### Direction
Copy all of the material below exactly.

______________________________

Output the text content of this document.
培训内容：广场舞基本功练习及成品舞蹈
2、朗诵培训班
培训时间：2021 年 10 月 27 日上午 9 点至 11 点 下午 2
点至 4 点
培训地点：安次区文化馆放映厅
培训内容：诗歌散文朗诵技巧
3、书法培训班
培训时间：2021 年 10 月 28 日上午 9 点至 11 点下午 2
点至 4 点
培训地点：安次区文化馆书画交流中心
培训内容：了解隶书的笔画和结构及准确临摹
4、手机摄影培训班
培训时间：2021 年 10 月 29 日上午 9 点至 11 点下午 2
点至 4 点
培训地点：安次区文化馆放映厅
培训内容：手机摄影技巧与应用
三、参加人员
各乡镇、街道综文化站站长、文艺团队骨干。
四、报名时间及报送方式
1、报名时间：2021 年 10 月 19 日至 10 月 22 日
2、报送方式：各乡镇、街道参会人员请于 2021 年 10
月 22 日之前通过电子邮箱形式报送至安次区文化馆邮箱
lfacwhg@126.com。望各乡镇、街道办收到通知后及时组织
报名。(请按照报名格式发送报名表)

______________________________

### Solution to this task
Output the text content of this document.
培训内容：广场舞基本功练习及成品舞蹈
2、朗诵培训班
培训时间：2021 年 10 月 27 日上午 9 点至 11 点 下午 2
点至 4 点
培训地点：安次区文化馆放映厅
培训内容：诗歌散文朗诵技巧
3、书法培训班
培训时间：2021 年 10 月 28 日上午 9 点至 11 点下午 2
点至 4 点
培训地点：安次区文化馆书画交流中心
培训内容：了解隶书的笔画和结构及准确临摹
4、手机摄影培训班
培训时间：2021 年 10 月 29 日上午 9 点至 11 点下午 2
点至 4 点
培训地点：安次区文化馆放映厅
培训内容：手机摄影技巧与应用
三、参加人员
各乡镇、街道综文化站站长、文艺团队骨干。
四、报名时间及报送方式
1、报名时间：2021 年 10 月 19 日至 10 月 22 日
2、报送方式：各乡镇、街道参会人员请于 2021 年 10
月 22 日之前通过电子邮箱形式报送至安次区文化馆邮箱
lfacwhg@126.com。望各乡镇、街道办收到通知后及时组织
报名。(请按照报名格式发送报名表)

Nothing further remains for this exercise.